BRIEF: Your task is to copy every line of this material exactly.
─── DATA SHOWN ───
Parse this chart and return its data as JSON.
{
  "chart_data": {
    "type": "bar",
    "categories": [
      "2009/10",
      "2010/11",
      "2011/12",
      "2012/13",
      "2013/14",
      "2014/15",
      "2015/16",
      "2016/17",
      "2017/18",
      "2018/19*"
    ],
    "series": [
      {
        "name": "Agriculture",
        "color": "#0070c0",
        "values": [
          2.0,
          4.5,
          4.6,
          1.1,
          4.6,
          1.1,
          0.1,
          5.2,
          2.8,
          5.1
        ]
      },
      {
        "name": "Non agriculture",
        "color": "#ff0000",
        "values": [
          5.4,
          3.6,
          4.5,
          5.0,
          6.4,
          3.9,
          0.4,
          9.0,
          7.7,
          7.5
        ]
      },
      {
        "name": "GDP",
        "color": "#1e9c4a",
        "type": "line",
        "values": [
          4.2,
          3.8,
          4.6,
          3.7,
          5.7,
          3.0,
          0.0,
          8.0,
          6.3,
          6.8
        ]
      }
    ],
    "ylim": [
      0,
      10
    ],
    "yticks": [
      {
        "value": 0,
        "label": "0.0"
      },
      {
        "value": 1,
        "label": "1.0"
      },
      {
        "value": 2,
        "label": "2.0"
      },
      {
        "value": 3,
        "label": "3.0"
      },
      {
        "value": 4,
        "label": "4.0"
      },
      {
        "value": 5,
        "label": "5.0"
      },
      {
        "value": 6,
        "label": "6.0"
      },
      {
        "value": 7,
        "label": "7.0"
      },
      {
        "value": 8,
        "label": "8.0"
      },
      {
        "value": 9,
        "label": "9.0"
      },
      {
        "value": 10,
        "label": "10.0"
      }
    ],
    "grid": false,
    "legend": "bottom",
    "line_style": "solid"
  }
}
───
FINISHED TASK:
Parse this chart and return its data as JSON.
{
  "chart_data": {
    "type": "bar",
    "categories": [
      "2009/10",
      "2010/11",
      "2011/12",
      "2012/13",
      "2013/14",
      "2014/15",
      "2015/16",
      "2016/17",
      "2017/18",
      "2018/19*"
    ],
    "series": [
      {
        "name": "Agriculture",
        "color": "#0070c0",
        "values": [
          2.0,
          4.5,
          4.6,
          1.1,
          4.6,
          1.1,
          0.1,
          5.2,
          2.8,
          5.1
        ]
      },
      {
        "name": "Non agriculture",
        "color": "#ff0000",
        "values": [
          5.4,
          3.6,
          4.5,
          5.0,
          6.4,
          3.9,
          0.4,
          9.0,
          7.7,
          7.5
        ]
      },
      {
        "name": "GDP",
        "color": "#1e9c4a",
        "type": "line",
        "values": [
          4.2,
          3.8,
          4.6,
          3.7,
          5.7,
          3.0,
          0.0,
          8.0,
          6.3,
          6.8
        ]
      }
    ],
    "ylim": [
      0,
      10
    ],
    "yticks": [
      {
        "value": 0,
        "label": "0.0"
      },
      {
        "value": 1,
        "label": "1.0"
      },
      {
        "value": 2,
        "label": "2.0"
      },
      {
        "value": 3,
        "label": "3.0"
      },
      {
        "value": 4,
        "label": "4.0"
      },
      {
        "value": 5,
        "label": "5.0"
      },
      {
        "value": 6,
        "label": "6.0"
      },
      {
        "value": 7,
        "label": "7.0"
      },
      {
        "value": 8,
        "label": "8.0"
      },
      {
        "value": 9,
        "label": "9.0"
      },
      {
        "value": 10,
        "label": "10.0"
      }
    ],
    "grid": false,
    "legend": "bottom",
    "line_style": "solid"
  }
}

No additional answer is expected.